**SHORT EXERCISE:** Go through the data below and copy it exactly, skipping every picture.

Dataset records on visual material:

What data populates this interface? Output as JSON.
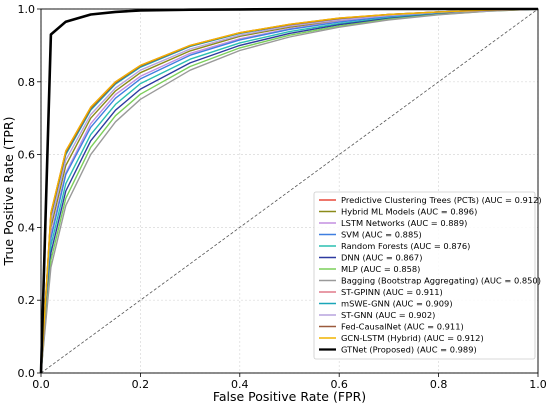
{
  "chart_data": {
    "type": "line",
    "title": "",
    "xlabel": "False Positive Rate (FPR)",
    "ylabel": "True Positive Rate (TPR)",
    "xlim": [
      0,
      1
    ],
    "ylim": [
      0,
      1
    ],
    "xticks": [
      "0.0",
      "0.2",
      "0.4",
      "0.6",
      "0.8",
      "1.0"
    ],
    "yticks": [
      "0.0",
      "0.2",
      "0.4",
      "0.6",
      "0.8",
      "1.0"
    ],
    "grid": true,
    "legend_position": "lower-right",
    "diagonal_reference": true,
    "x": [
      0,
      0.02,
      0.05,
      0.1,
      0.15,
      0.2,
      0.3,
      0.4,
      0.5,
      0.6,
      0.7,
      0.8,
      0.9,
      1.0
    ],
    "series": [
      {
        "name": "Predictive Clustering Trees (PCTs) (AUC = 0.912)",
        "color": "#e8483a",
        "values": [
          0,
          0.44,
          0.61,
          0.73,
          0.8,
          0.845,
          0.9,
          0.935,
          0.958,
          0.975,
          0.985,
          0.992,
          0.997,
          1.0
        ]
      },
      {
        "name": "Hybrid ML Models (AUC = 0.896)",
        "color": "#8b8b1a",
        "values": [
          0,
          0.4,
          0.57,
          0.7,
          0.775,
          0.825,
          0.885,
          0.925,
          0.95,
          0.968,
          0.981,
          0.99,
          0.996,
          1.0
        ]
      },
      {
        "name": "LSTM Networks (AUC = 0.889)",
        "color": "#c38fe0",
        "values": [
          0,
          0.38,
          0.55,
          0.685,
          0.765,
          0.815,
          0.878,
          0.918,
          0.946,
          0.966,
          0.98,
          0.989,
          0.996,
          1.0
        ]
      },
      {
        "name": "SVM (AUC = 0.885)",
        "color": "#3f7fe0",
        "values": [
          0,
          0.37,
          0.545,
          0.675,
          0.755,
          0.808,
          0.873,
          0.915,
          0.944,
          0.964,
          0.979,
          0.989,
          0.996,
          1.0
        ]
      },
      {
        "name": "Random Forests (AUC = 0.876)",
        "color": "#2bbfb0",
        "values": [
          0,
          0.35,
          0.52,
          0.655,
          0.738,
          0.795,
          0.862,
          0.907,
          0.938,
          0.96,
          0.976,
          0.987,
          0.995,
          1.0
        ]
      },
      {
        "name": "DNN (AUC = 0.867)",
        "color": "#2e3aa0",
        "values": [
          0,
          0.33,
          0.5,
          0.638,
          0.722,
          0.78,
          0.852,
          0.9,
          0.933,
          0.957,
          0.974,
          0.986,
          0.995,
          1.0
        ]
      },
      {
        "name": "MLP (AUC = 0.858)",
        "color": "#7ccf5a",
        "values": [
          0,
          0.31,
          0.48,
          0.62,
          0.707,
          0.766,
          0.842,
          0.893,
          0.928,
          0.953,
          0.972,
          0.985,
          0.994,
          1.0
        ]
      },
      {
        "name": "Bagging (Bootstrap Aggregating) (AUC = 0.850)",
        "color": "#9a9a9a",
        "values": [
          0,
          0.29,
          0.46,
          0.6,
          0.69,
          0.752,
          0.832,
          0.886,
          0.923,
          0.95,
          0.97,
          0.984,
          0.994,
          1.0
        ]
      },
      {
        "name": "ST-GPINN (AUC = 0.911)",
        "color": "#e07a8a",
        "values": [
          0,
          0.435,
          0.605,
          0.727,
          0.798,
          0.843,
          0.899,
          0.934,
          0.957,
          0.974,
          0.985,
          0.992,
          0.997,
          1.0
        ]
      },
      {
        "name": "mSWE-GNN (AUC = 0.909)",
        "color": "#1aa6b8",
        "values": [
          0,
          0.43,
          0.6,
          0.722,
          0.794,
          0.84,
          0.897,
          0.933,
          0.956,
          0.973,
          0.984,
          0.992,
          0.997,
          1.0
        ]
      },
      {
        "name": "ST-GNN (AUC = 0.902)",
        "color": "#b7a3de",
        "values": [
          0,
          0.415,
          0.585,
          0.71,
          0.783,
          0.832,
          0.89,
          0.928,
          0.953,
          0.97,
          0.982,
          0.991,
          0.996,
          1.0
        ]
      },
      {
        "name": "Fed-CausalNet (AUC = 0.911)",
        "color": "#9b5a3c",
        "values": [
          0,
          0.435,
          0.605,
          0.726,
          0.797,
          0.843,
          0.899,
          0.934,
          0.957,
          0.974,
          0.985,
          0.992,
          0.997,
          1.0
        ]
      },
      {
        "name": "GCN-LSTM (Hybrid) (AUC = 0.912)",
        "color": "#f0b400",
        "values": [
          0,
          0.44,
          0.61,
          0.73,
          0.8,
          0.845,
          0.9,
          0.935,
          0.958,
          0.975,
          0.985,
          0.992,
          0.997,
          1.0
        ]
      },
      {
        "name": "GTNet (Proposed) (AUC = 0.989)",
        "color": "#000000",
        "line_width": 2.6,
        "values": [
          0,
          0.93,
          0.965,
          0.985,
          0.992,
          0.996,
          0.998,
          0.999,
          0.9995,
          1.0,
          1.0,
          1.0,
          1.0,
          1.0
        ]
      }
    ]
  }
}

**RESPONSE:**
What data populates this interface? Output as JSON.
{
  "chart_data": {
    "type": "line",
    "title": "",
    "xlabel": "False Positive Rate (FPR)",
    "ylabel": "True Positive Rate (TPR)",
    "xlim": [
      0,
      1
    ],
    "ylim": [
      0,
      1
    ],
    "xticks": [
      "0.0",
      "0.2",
      "0.4",
      "0.6",
      "0.8",
      "1.0"
    ],
    "yticks": [
      "0.0",
      "0.2",
      "0.4",
      "0.6",
      "0.8",
      "1.0"
    ],
    "grid": true,
    "legend_position": "lower-right",
    "diagonal_reference": true,
    "x": [
      0,
      0.02,
      0.05,
      0.1,
      0.15,
      0.2,
      0.3,
      0.4,
      0.5,
      0.6,
      0.7,
      0.8,
      0.9,
      1.0
    ],
    "series": [
      {
        "name": "Predictive Clustering Trees (PCTs) (AUC = 0.912)",
        "color": "#e8483a",
        "values": [
          0,
          0.44,
          0.61,
          0.73,
          0.8,
          0.845,
          0.9,
          0.935,
          0.958,
          0.975,
          0.985,
          0.992,
          0.997,
          1.0
        ]
      },
      {
        "name": "Hybrid ML Models (AUC = 0.896)",
        "color": "#8b8b1a",
        "values": [
          0,
          0.4,
          0.57,
          0.7,
          0.775,
          0.825,
          0.885,
          0.925,
          0.95,
          0.968,
          0.981,
          0.99,
          0.996,
          1.0
        ]
      },
      {
        "name": "LSTM Networks (AUC = 0.889)",
        "color": "#c38fe0",
        "values": [
          0,
          0.38,
          0.55,
          0.685,
          0.765,
          0.815,
          0.878,
          0.918,
          0.946,
          0.966,
          0.98,
          0.989,
          0.996,
          1.0
        ]
      },
      {
        "name": "SVM (AUC = 0.885)",
        "color": "#3f7fe0",
        "values": [
          0,
          0.37,
          0.545,
          0.675,
          0.755,
          0.808,
          0.873,
          0.915,
          0.944,
          0.964,
          0.979,
          0.989,
          0.996,
          1.0
        ]
      },
      {
        "name": "Random Forests (AUC = 0.876)",
        "color": "#2bbfb0",
        "values": [
          0,
          0.35,
          0.52,
          0.655,
          0.738,
          0.795,
          0.862,
          0.907,
          0.938,
          0.96,
          0.976,
          0.987,
          0.995,
          1.0
        ]
      },
      {
        "name": "DNN (AUC = 0.867)",
        "color": "#2e3aa0",
        "values": [
          0,
          0.33,
          0.5,
          0.638,
          0.722,
          0.78,
          0.852,
          0.9,
          0.933,
          0.957,
          0.974,
          0.986,
          0.995,
          1.0
        ]
      },
      {
        "name": "MLP (AUC = 0.858)",
        "color": "#7ccf5a",
        "values": [
          0,
          0.31,
          0.48,
          0.62,
          0.707,
          0.766,
          0.842,
          0.893,
          0.928,
          0.953,
          0.972,
          0.985,
          0.994,
          1.0
        ]
      },
      {
        "name": "Bagging (Bootstrap Aggregating) (AUC = 0.850)",
        "color": "#9a9a9a",
        "values": [
          0,
          0.29,
          0.46,
          0.6,
          0.69,
          0.752,
          0.832,
          0.886,
          0.923,
          0.95,
          0.97,
          0.984,
          0.994,
          1.0
        ]
      },
      {
        "name": "ST-GPINN (AUC = 0.911)",
        "color": "#e07a8a",
        "values": [
          0,
          0.435,
          0.605,
          0.727,
          0.798,
          0.843,
          0.899,
          0.934,
          0.957,
          0.974,
          0.985,
          0.992,
          0.997,
          1.0
        ]
      },
      {
        "name": "mSWE-GNN (AUC = 0.909)",
        "color": "#1aa6b8",
        "values": [
          0,
          0.43,
          0.6,
          0.722,
          0.794,
          0.84,
          0.897,
          0.933,
          0.956,
          0.973,
          0.984,
          0.992,
          0.997,
          1.0
        ]
      },
      {
        "name": "ST-GNN (AUC = 0.902)",
        "color": "#b7a3de",
        "values": [
          0,
          0.415,
          0.585,
          0.71,
          0.783,
          0.832,
          0.89,
          0.928,
          0.953,
          0.97,
          0.982,
          0.991,
          0.996,
          1.0
        ]
      },
      {
        "name": "Fed-CausalNet (AUC = 0.911)",
        "color": "#9b5a3c",
        "values": [
          0,
          0.435,
          0.605,
          0.726,
          0.797,
          0.843,
          0.899,
          0.934,
          0.957,
          0.974,
          0.985,
          0.992,
          0.997,
          1.0
        ]
      },
      {
        "name": "GCN-LSTM (Hybrid) (AUC = 0.912)",
        "color": "#f0b400",
        "values": [
          0,
          0.44,
          0.61,
          0.73,
          0.8,
          0.845,
          0.9,
          0.935,
          0.958,
          0.975,
          0.985,
          0.992,
          0.997,
          1.0
        ]
      },
      {
        "name": "GTNet (Proposed) (AUC = 0.989)",
        "color": "#000000",
        "line_width": 2.6,
        "values": [
          0,
          0.93,
          0.965,
          0.985,
          0.992,
          0.996,
          0.998,
          0.999,
          0.9995,
          1.0,
          1.0,
          1.0,
          1.0,
          1.0
        ]
      }
    ]
  }
}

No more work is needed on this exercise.